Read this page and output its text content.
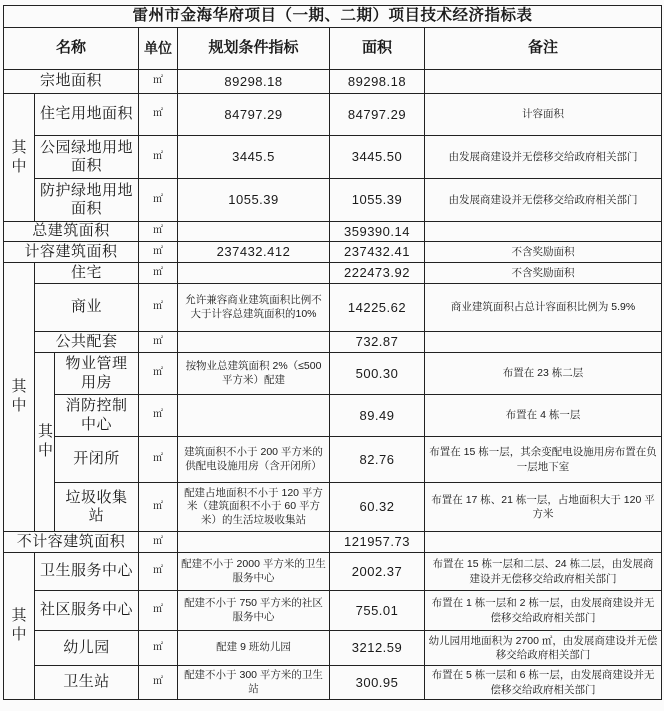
雷州市金海华府项目（一期、二期）项目技术经济指标表						
名称			单位	规划条件指标	面积	备注
宗地面积			㎡	89298.18	89298.18	
其中	住宅用地面积		㎡	84797.29	84797.29	计容面积
	公园绿地用地面积		㎡	3445.5	3445.50	由发展商建设并无偿移交给政府相关部门
	防护绿地用地面积		㎡	1055.39	1055.39	由发展商建设并无偿移交给政府相关部门
总建筑面积			㎡		359390.14	
计容建筑面积			㎡	237432.412	237432.41	不含奖励面积
其中	住宅		㎡		222473.92	不含奖励面积
	商业		㎡	允许兼容商业建筑面积比例不大于计容总建筑面积的10%	14225.62	商业建筑面积占总计容面积比例为 5.9%
	公共配套		㎡		732.87	
	其中	物业管理用房	㎡	按物业总建筑面积 2%（≤500 平方米）配建	500.30	布置在 23 栋二层
		消防控制中心	㎡		89.49	布置在 4 栋一层
		开闭所	㎡	建筑面积不小于 200 平方米的供配电设施用房（含开闭所）	82.76	布置在 15 栋一层，其余变配电设施用房布置在负一层地下室
		垃圾收集站	㎡	配建占地面积不小于 120 平方米（建筑面积不小于 60 平方米）的生活垃圾收集站	60.32	布置在 17 栋、21 栋一层，占地面积大于 120 平方米
不计容建筑面积			㎡		121957.73	
其中	卫生服务中心		㎡	配建不小于 2000 平方米的卫生服务中心	2002.37	布置在 15 栋一层和二层、24 栋二层，由发展商建设并无偿移交给政府相关部门
	社区服务中心		㎡	配建不小于 750 平方米的社区服务中心	755.01	布置在 1 栋一层和 2 栋一层，由发展商建设并无偿移交给政府相关部门
	幼儿园		㎡	配建 9 班幼儿园	3212.59	幼儿园用地面积为 2700 ㎡，由发展商建设并无偿移交给政府相关部门
	卫生站		㎡	配建不小于 300 平方米的卫生站	300.95	布置在 5 栋一层和 6 栋一层，由发展商建设并无偿移交给政府相关部门
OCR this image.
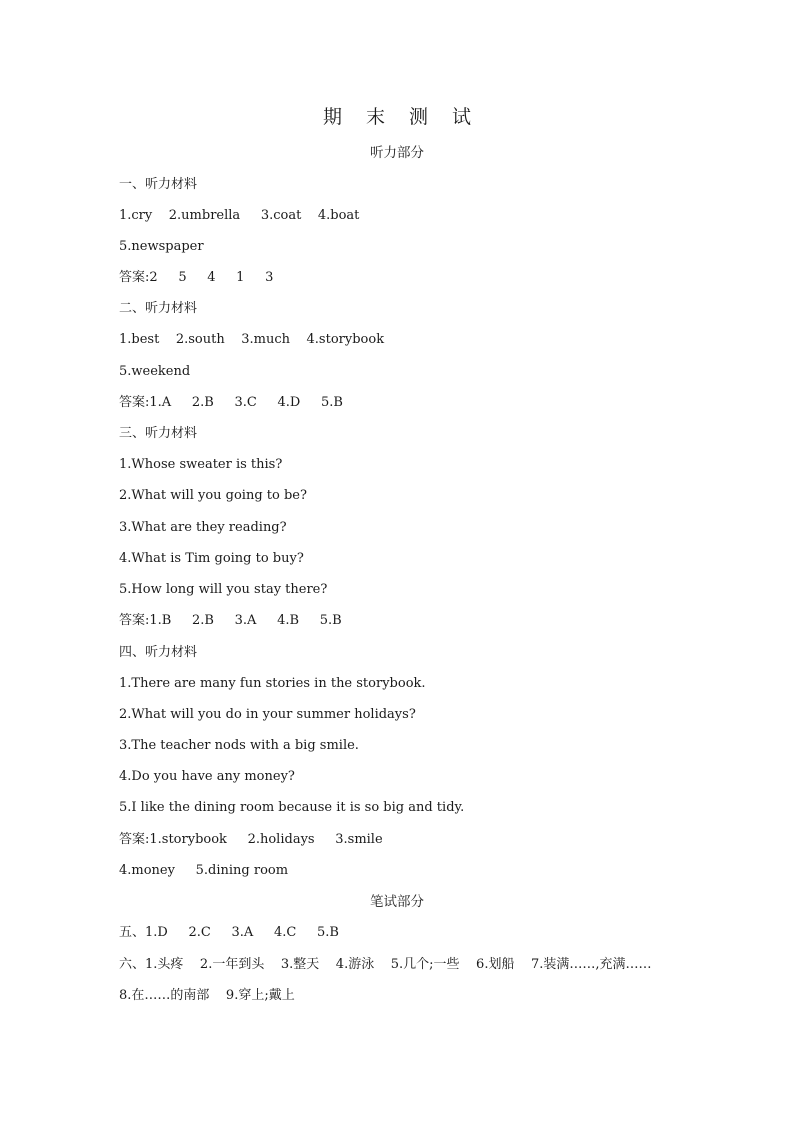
期 末 测 试
听力部分
一、听力材料
1.cry    2.umbrella     3.coat    4.boat
5.newspaper
答案:2     5     4     1     3
二、听力材料
1.best    2.south    3.much    4.storybook
5.weekend
答案:1.A     2.B     3.C     4.D     5.B
三、听力材料
1.Whose sweater is this?
2.What will you going to be?
3.What are they reading?
4.What is Tim going to buy?
5.How long will you stay there?
答案:1.B     2.B     3.A     4.B     5.B
四、听力材料
1.There are many fun stories in the storybook.
2.What will you do in your summer holidays?
3.The teacher nods with a big smile.
4.Do you have any money?
5.I like the dining room because it is so big and tidy.
答案:1.storybook     2.holidays     3.smile
4.money     5.dining room
笔试部分
五、1.D     2.C     3.A     4.C     5.B
六、1.头疼    2.一年到头    3.整天    4.游泳    5.几个;一些    6.划船    7.装满……,充满……
8.在……的南部    9.穿上;戴上
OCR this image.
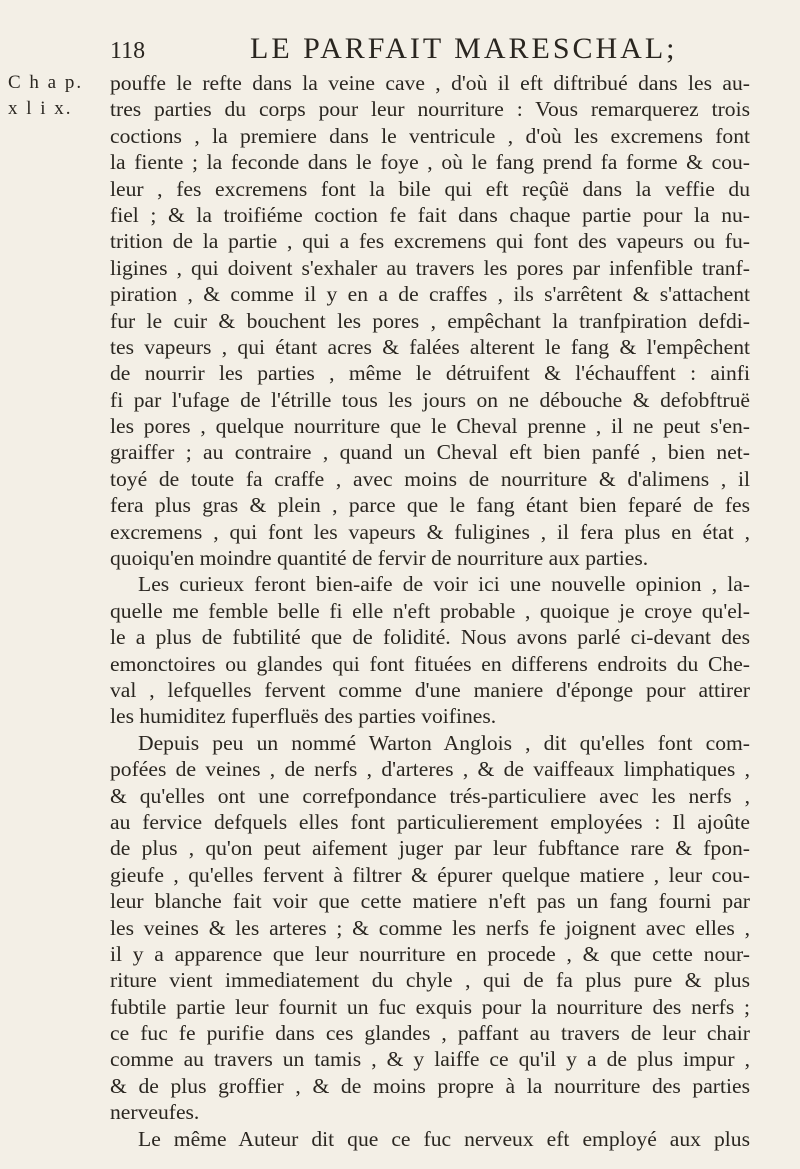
118	LE PARFAIT MARESCHAL;
C h a p.
x l i x.
pouffe le refte dans la veine cave , d'où il eft diftribué dans les au-
tres parties du corps pour leur nourriture : Vous remarquerez trois
coctions , la premiere dans le ventricule , d'où les excremens font
la fiente ; la feconde dans le foye , où le fang prend fa forme & cou-
leur , fes excremens font la bile qui eft reçûë dans la veffie du
fiel ; & la troifiéme coction fe fait dans chaque partie pour la nu-
trition de la partie , qui a fes excremens qui font des vapeurs ou fu-
ligines , qui doivent s'exhaler au travers les pores par infenfible tranf-
piration , & comme il y en a de craffes , ils s'arrêtent & s'attachent
fur le cuir & bouchent les pores , empêchant la tranfpiration defdi-
tes vapeurs , qui étant acres & falées alterent le fang & l'empêchent
de nourrir les parties , même le détruifent & l'échauffent : ainfi
fi par l'ufage de l'étrille tous les jours on ne débouche & defobftruë
les pores , quelque nourriture que le Cheval prenne , il ne peut s'en-
graiffer ; au contraire , quand un Cheval eft bien panfé , bien net-
toyé de toute fa craffe , avec moins de nourriture & d'alimens , il
fera plus gras & plein , parce que le fang étant bien feparé de fes
excremens , qui font les vapeurs & fuligines , il fera plus en état ,
quoiqu'en moindre quantité de fervir de nourriture aux parties.
Les curieux feront bien-aife de voir ici une nouvelle opinion , la-
quelle me femble belle fi elle n'eft probable , quoique je croye qu'el-
le a plus de fubtilité que de folidité. Nous avons parlé ci-devant des
emonctoires ou glandes qui font fituées en differens endroits du Che-
val , lefquelles fervent comme d'une maniere d'éponge pour attirer
les humiditez fuperfluës des parties voifines.
Depuis peu un nommé Warton Anglois , dit qu'elles font com-
pofées de veines , de nerfs , d'arteres , & de vaiffeaux limphatiques ,
& qu'elles ont une correfpondance trés-particuliere avec les nerfs ,
au fervice defquels elles font particulierement employées : Il ajoûte
de plus , qu'on peut aifement juger par leur fubftance rare & fpon-
gieufe , qu'elles fervent à filtrer & épurer quelque matiere , leur cou-
leur blanche fait voir que cette matiere n'eft pas un fang fourni par
les veines & les arteres ; & comme les nerfs fe joignent avec elles ,
il y a apparence que leur nourriture en procede , & que cette nour-
riture vient immediatement du chyle , qui de fa plus pure & plus
fubtile partie leur fournit un fuc exquis pour la nourriture des nerfs ;
ce fuc fe purifie dans ces glandes , paffant au travers de leur chair
comme au travers un tamis , & y laiffe ce qu'il y a de plus impur ,
& de plus groffier , & de moins propre à la nourriture des parties
nerveufes.
Le même Auteur dit que ce fuc nerveux eft employé aux plus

= = = = =

Task to complete:
Copy each line holding the word "going" from the listing above.

Written solution:
2.What will you going to be?
4.What is Tim going to buy?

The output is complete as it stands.